▶ [Problem requirements]: Locate every line that holds the string "placerat" and copy it.

** START OF Items **

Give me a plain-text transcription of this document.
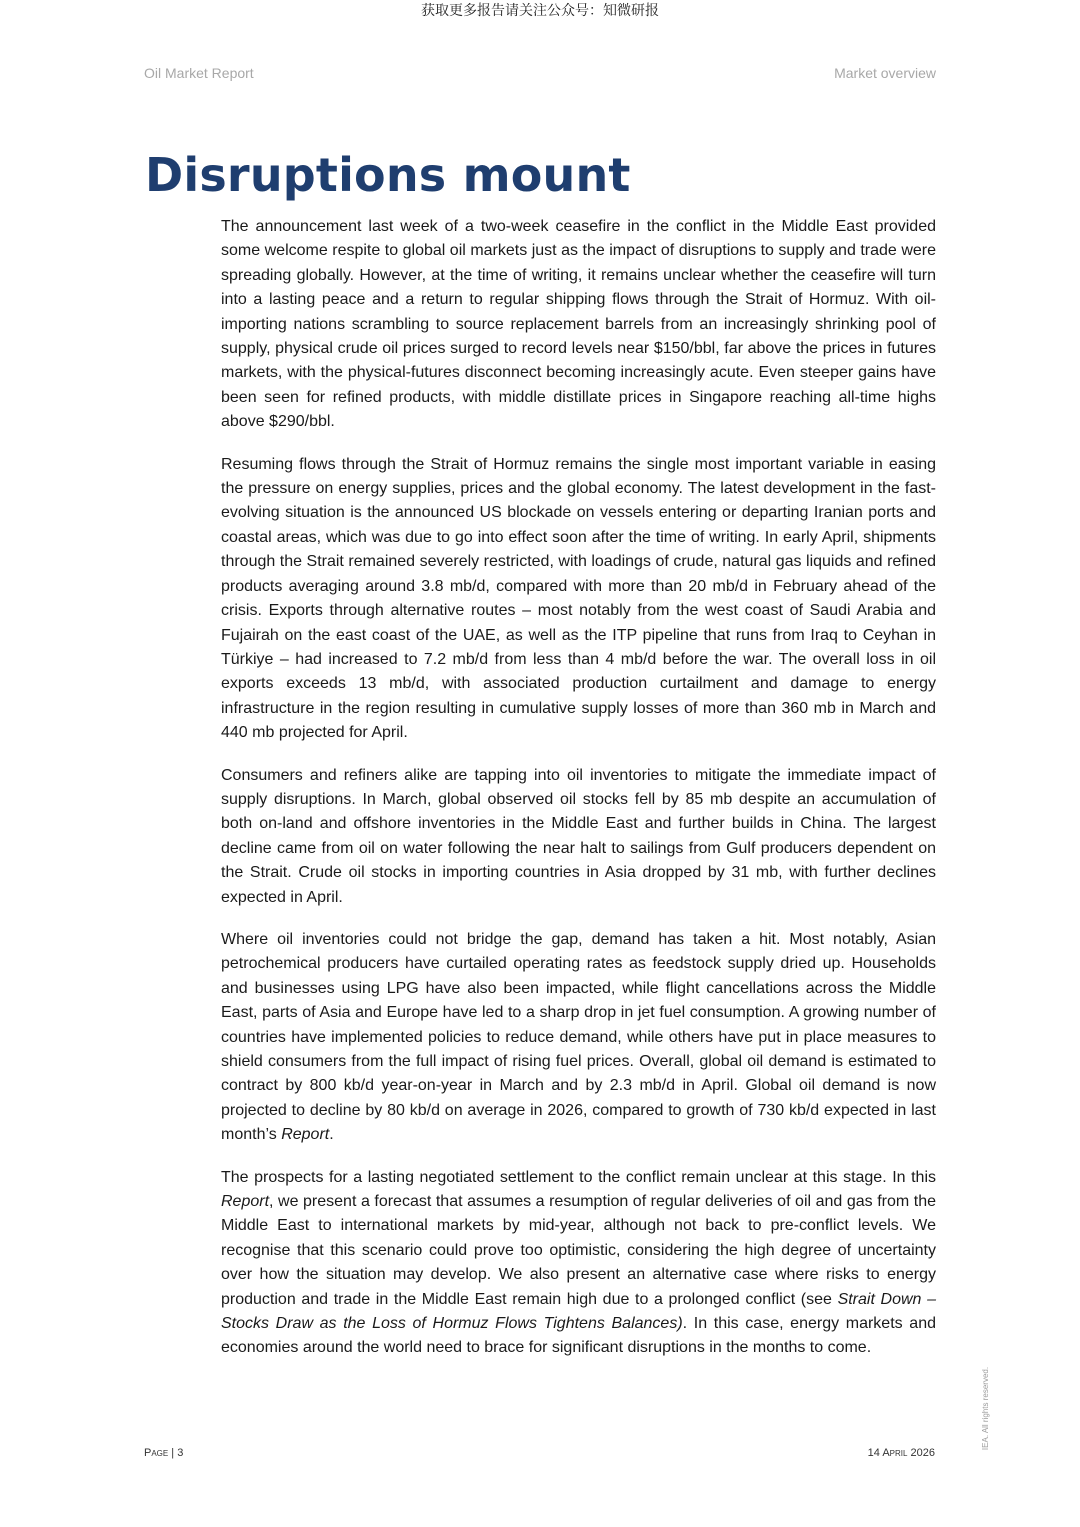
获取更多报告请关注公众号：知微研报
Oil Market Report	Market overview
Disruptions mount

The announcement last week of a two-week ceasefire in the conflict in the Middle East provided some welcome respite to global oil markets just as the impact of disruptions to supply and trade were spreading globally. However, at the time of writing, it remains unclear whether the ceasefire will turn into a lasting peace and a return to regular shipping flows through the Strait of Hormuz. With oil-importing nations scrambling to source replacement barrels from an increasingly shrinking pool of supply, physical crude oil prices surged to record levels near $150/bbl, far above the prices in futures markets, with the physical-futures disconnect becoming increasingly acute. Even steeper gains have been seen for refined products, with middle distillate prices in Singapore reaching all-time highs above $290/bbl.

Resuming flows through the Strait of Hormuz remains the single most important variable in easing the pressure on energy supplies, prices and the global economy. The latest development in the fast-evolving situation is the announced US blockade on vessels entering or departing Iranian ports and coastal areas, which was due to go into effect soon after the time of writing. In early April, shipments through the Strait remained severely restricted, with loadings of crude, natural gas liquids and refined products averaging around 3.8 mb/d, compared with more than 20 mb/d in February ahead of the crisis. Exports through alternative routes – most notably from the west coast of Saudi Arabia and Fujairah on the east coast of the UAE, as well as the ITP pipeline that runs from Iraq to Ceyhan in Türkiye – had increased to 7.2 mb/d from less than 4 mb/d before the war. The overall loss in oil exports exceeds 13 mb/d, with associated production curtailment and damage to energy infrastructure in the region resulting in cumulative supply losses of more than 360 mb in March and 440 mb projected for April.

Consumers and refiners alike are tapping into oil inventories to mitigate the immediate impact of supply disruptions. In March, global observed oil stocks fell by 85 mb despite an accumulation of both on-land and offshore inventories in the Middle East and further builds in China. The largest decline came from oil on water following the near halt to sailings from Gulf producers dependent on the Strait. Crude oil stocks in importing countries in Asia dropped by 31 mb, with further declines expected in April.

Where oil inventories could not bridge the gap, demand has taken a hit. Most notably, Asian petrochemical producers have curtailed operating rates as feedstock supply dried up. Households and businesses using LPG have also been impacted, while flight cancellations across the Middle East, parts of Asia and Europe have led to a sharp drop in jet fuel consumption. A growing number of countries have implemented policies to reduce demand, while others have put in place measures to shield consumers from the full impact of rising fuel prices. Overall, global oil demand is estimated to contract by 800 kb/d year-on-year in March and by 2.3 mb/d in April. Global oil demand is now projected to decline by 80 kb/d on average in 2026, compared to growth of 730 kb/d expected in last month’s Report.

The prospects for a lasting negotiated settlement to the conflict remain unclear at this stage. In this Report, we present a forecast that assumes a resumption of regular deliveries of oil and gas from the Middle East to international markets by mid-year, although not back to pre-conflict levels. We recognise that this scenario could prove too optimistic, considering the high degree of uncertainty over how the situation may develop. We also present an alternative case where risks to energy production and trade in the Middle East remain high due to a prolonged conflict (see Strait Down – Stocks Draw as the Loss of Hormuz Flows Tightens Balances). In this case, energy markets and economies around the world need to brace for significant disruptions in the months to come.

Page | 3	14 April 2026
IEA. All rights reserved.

** END OF Items **
** START OF Items **

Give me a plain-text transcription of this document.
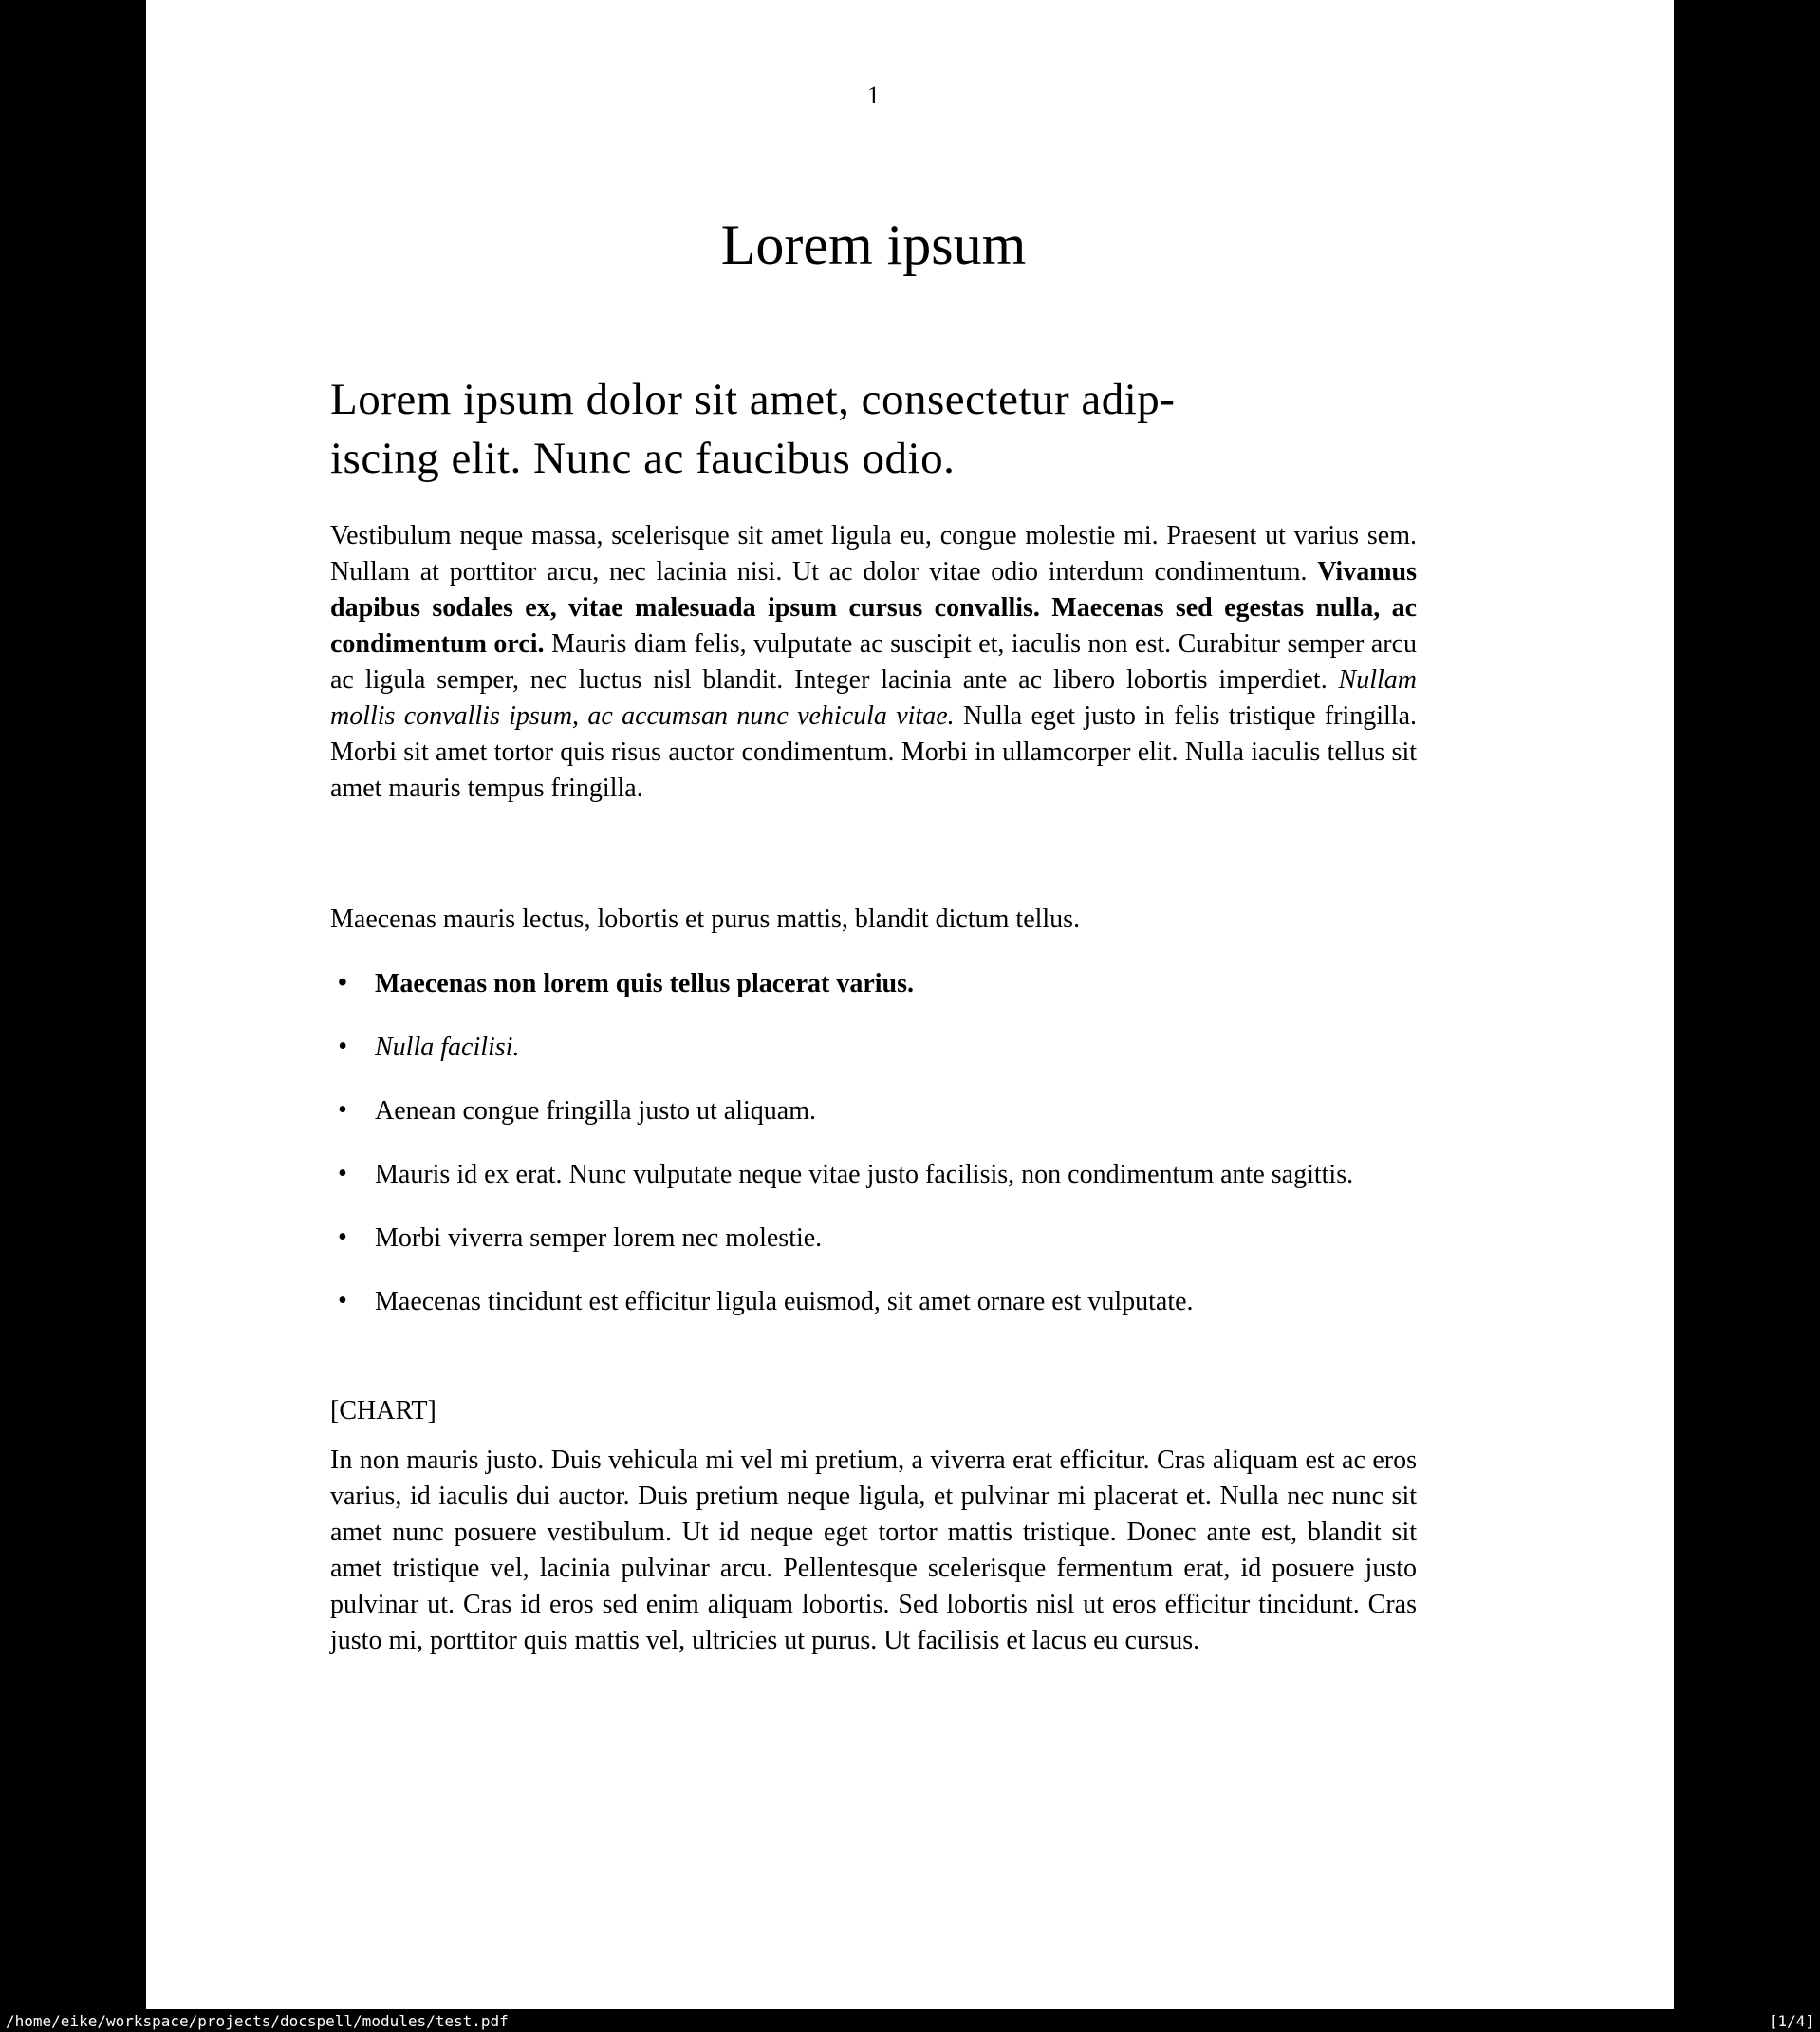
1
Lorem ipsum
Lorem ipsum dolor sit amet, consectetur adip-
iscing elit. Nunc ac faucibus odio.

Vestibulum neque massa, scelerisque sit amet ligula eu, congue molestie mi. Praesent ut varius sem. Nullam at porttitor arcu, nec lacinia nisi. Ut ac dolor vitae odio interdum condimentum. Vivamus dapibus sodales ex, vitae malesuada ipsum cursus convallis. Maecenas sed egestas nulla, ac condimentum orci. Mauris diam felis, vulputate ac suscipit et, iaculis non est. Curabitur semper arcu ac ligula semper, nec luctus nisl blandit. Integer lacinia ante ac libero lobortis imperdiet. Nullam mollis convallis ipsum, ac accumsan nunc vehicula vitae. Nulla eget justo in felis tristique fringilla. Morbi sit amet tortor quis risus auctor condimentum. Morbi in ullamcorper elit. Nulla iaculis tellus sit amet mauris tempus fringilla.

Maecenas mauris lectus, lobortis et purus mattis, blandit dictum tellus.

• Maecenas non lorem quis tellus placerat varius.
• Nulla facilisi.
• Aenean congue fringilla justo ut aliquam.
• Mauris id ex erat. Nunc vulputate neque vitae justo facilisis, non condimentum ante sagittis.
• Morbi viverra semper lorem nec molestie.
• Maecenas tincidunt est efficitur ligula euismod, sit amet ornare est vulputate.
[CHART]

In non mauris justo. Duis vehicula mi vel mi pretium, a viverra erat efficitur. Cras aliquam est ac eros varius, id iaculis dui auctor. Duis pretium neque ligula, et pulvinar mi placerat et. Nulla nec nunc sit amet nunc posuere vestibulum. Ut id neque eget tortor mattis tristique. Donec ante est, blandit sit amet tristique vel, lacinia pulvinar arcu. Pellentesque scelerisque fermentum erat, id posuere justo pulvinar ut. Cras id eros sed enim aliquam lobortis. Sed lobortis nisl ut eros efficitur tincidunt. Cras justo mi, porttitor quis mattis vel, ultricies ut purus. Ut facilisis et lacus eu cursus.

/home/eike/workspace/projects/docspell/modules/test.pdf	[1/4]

** END OF Items **

▶ [Response to the task]:
• Maecenas non lorem quis tellus placerat varius.
In non mauris justo. Duis vehicula mi vel mi pretium, a viverra erat efficitur. Cras aliquam est ac eros varius, id iaculis dui auctor. Duis pretium neque ligula, et pulvinar mi placerat et. Nulla nec nunc sit amet nunc posuere vestibulum. Ut id neque eget tortor mattis tristique. Donec ante est, blandit sit amet tristique vel, lacinia pulvinar arcu. Pellentesque scelerisque fermentum erat, id posuere justo pulvinar ut. Cras id eros sed enim aliquam lobortis. Sed lobortis nisl ut eros efficitur tincidunt. Cras justo mi, porttitor quis mattis vel, ultricies ut purus. Ut facilisis et lacus eu cursus.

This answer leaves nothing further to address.